# GOAL:
Gather up every line from the entries below that uses the word "เปอร".

##### DATA ROWS #####

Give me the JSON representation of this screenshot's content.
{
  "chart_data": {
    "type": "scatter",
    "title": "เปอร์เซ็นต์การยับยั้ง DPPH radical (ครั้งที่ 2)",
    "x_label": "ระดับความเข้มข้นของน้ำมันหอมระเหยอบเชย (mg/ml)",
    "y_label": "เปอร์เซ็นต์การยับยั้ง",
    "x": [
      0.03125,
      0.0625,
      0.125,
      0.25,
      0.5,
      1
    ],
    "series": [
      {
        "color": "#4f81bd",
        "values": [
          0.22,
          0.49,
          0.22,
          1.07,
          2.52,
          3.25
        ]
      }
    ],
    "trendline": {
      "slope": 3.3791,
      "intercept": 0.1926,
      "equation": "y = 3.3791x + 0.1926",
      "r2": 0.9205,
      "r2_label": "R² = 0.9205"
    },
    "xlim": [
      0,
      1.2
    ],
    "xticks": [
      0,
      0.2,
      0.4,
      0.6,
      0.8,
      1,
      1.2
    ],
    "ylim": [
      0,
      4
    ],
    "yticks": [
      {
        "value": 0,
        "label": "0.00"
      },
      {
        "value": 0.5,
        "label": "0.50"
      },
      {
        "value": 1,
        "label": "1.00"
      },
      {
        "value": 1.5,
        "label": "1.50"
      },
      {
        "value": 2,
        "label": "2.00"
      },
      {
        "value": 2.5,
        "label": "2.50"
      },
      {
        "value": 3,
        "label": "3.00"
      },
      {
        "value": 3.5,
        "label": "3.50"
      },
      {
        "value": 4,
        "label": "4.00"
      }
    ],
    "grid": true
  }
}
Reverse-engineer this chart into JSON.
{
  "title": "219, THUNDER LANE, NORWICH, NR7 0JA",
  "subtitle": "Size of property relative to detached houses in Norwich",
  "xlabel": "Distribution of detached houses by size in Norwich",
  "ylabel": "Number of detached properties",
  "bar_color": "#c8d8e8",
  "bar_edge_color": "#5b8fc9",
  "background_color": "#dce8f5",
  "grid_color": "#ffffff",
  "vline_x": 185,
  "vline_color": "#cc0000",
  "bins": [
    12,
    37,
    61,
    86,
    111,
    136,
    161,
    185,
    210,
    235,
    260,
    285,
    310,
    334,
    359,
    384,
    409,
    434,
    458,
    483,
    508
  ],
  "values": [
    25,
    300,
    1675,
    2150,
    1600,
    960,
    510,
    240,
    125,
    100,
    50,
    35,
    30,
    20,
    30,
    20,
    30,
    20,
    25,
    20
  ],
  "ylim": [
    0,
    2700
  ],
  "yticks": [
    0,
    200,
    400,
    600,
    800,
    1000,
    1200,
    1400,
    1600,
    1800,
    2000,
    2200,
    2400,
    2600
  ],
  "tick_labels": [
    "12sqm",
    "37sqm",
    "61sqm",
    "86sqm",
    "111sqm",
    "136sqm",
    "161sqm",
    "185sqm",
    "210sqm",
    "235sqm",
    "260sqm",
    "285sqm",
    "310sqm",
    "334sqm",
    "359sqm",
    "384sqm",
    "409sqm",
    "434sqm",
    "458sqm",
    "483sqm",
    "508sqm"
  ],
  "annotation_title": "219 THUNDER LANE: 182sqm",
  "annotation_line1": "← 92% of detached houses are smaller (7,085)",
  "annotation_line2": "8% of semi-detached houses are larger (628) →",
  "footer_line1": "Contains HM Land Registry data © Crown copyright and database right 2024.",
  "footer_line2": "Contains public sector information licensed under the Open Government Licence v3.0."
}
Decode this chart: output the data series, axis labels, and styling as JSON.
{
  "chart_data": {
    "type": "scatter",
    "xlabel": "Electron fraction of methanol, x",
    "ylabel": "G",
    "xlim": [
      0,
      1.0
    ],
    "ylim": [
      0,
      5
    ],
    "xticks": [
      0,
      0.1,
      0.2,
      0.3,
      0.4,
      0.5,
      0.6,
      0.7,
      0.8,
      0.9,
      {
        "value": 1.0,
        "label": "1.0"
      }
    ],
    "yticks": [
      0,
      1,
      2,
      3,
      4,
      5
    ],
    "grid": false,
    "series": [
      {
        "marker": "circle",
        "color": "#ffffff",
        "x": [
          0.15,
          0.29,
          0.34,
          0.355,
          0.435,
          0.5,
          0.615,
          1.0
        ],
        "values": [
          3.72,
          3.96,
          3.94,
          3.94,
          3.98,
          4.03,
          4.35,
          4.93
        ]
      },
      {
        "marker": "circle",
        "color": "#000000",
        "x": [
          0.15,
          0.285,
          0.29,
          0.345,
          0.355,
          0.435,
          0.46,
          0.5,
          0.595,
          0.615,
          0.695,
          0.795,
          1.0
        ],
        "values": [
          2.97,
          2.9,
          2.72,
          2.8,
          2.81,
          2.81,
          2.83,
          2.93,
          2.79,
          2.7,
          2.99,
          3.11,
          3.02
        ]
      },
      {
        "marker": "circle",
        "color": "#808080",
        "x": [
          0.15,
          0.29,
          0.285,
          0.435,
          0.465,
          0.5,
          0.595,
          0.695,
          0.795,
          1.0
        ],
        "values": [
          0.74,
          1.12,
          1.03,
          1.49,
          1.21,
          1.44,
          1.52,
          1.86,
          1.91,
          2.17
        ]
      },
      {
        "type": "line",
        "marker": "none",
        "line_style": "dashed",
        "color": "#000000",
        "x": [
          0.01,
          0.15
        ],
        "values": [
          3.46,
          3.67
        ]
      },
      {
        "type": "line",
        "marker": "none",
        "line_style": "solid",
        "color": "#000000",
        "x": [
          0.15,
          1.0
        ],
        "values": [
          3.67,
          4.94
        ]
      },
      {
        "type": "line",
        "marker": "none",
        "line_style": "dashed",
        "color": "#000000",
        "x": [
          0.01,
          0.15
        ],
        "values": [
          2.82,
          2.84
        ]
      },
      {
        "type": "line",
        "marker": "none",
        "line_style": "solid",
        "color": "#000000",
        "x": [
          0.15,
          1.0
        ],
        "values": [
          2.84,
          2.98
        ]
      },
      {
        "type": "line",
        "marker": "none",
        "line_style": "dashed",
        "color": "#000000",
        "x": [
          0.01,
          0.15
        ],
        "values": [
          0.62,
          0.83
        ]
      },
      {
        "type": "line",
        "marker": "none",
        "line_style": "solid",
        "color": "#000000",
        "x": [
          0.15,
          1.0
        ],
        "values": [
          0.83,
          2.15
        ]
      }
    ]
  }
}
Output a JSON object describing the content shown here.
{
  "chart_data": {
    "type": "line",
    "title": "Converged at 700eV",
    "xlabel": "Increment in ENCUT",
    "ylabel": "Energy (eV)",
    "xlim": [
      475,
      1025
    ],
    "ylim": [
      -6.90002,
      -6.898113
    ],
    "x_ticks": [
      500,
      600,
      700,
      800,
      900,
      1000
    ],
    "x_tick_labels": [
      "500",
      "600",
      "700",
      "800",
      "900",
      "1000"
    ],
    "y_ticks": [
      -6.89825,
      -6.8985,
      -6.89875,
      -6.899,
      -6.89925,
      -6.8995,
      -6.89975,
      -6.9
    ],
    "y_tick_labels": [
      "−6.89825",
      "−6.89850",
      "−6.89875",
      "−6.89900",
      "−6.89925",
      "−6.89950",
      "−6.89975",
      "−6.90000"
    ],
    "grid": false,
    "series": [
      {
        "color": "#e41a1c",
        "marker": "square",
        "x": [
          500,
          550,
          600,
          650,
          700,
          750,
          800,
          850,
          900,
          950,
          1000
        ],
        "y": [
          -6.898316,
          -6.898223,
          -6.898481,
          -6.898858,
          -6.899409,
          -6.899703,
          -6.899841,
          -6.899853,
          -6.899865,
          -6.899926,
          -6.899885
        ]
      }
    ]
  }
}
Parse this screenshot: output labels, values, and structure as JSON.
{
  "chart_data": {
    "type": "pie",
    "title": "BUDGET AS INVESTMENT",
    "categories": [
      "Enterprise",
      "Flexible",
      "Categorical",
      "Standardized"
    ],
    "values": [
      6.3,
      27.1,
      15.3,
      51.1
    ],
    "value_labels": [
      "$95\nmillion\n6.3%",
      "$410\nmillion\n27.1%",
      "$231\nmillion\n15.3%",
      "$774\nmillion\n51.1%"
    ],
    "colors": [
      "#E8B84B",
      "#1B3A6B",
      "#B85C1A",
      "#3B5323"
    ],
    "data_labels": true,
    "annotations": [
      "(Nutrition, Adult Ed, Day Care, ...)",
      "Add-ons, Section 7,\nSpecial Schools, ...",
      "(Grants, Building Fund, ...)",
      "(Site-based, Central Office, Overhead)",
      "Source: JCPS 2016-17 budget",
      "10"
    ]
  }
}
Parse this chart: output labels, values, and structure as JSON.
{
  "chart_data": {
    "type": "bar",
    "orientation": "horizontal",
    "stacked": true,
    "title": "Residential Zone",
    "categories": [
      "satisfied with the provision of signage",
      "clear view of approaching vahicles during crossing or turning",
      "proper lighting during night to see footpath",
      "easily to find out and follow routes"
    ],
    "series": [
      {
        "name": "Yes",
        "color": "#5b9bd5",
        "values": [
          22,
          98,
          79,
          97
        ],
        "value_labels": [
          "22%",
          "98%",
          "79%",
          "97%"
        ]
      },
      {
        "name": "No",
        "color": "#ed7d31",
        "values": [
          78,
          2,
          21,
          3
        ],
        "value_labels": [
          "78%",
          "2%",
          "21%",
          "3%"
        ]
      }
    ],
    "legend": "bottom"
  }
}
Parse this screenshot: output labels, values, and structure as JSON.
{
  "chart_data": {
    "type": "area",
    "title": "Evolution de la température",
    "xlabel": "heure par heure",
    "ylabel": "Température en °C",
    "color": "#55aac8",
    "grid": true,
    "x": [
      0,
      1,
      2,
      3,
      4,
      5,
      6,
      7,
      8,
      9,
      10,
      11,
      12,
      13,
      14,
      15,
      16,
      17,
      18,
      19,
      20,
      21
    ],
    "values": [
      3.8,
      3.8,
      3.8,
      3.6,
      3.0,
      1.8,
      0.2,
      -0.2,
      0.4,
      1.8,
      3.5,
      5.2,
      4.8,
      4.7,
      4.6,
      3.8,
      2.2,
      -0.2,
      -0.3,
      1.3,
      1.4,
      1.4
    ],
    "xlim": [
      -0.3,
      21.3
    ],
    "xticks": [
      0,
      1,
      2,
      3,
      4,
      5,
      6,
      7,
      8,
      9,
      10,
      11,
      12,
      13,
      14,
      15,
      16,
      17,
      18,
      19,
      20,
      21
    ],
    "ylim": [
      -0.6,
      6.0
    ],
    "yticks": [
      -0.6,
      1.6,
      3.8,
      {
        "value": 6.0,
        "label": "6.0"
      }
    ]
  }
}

#####

# TASK SOLUTION:
    "title": "เปอร์เซ็นต์การยับยั้ง DPPH radical (ครั้งที่ 2)",
    "y_label": "เปอร์เซ็นต์การยับยั้ง",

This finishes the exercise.